## Exercise
Restate every entry word for word.

Extracts from a graphics dataset

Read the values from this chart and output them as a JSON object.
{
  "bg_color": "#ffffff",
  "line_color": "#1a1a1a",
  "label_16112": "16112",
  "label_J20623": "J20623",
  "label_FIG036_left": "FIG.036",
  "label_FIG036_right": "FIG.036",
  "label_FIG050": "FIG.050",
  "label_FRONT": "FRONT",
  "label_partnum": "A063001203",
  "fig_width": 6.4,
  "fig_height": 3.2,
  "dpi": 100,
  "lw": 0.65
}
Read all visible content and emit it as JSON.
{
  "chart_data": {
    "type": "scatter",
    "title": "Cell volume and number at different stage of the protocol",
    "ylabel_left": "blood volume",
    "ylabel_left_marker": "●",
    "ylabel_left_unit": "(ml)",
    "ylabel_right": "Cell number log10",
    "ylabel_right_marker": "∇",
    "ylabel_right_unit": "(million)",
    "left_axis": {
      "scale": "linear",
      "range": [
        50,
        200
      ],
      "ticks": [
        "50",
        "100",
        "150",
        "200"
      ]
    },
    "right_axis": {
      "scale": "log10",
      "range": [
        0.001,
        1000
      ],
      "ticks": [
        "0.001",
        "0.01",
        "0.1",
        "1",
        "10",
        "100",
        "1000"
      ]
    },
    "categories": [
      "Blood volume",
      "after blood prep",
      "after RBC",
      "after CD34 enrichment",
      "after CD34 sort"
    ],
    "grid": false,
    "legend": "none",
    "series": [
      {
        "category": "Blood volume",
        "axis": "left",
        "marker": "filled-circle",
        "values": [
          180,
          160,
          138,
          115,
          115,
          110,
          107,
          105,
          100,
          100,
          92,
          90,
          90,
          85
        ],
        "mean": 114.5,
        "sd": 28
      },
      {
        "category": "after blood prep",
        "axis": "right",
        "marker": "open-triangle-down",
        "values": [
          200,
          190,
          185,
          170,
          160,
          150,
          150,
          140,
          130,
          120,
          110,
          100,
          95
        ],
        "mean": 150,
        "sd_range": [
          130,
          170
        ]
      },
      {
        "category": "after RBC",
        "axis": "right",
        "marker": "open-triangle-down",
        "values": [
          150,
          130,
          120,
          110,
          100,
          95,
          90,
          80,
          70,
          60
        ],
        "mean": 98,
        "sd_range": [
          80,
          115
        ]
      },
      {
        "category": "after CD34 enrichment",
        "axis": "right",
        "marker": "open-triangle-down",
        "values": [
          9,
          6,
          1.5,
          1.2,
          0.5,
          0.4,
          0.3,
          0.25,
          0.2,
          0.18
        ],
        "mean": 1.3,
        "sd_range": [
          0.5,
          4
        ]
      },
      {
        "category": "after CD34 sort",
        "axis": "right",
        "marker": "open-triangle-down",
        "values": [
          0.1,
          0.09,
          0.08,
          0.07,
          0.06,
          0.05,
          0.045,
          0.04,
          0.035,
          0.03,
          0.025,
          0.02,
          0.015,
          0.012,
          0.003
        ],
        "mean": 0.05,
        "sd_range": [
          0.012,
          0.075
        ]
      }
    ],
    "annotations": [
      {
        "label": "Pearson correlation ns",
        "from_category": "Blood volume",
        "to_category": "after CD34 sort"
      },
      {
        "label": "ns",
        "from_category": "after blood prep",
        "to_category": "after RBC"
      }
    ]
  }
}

## Written answer
Read the values from this chart and output them as a JSON object.
{
  "bg_color": "#ffffff",
  "line_color": "#1a1a1a",
  "label_16112": "16112",
  "label_J20623": "J20623",
  "label_FIG036_left": "FIG.036",
  "label_FIG036_right": "FIG.036",
  "label_FIG050": "FIG.050",
  "label_FRONT": "FRONT",
  "label_partnum": "A063001203",
  "fig_width": 6.4,
  "fig_height": 3.2,
  "dpi": 100,
  "lw": 0.65
}
Read all visible content and emit it as JSON.
{
  "chart_data": {
    "type": "scatter",
    "title": "Cell volume and number at different stage of the protocol",
    "ylabel_left": "blood volume",
    "ylabel_left_marker": "●",
    "ylabel_left_unit": "(ml)",
    "ylabel_right": "Cell number log10",
    "ylabel_right_marker": "∇",
    "ylabel_right_unit": "(million)",
    "left_axis": {
      "scale": "linear",
      "range": [
        50,
        200
      ],
      "ticks": [
        "50",
        "100",
        "150",
        "200"
      ]
    },
    "right_axis": {
      "scale": "log10",
      "range": [
        0.001,
        1000
      ],
      "ticks": [
        "0.001",
        "0.01",
        "0.1",
        "1",
        "10",
        "100",
        "1000"
      ]
    },
    "categories": [
      "Blood volume",
      "after blood prep",
      "after RBC",
      "after CD34 enrichment",
      "after CD34 sort"
    ],
    "grid": false,
    "legend": "none",
    "series": [
      {
        "category": "Blood volume",
        "axis": "left",
        "marker": "filled-circle",
        "values": [
          180,
          160,
          138,
          115,
          115,
          110,
          107,
          105,
          100,
          100,
          92,
          90,
          90,
          85
        ],
        "mean": 114.5,
        "sd": 28
      },
      {
        "category": "after blood prep",
        "axis": "right",
        "marker": "open-triangle-down",
        "values": [
          200,
          190,
          185,
          170,
          160,
          150,
          150,
          140,
          130,
          120,
          110,
          100,
          95
        ],
        "mean": 150,
        "sd_range": [
          130,
          170
        ]
      },
      {
        "category": "after RBC",
        "axis": "right",
        "marker": "open-triangle-down",
        "values": [
          150,
          130,
          120,
          110,
          100,
          95,
          90,
          80,
          70,
          60
        ],
        "mean": 98,
        "sd_range": [
          80,
          115
        ]
      },
      {
        "category": "after CD34 enrichment",
        "axis": "right",
        "marker": "open-triangle-down",
        "values": [
          9,
          6,
          1.5,
          1.2,
          0.5,
          0.4,
          0.3,
          0.25,
          0.2,
          0.18
        ],
        "mean": 1.3,
        "sd_range": [
          0.5,
          4
        ]
      },
      {
        "category": "after CD34 sort",
        "axis": "right",
        "marker": "open-triangle-down",
        "values": [
          0.1,
          0.09,
          0.08,
          0.07,
          0.06,
          0.05,
          0.045,
          0.04,
          0.035,
          0.03,
          0.025,
          0.02,
          0.015,
          0.012,
          0.003
        ],
        "mean": 0.05,
        "sd_range": [
          0.012,
          0.075
        ]
      }
    ],
    "annotations": [
      {
        "label": "Pearson correlation ns",
        "from_category": "Blood volume",
        "to_category": "after CD34 sort"
      },
      {
        "label": "ns",
        "from_category": "after blood prep",
        "to_category": "after RBC"
      }
    ]
  }
}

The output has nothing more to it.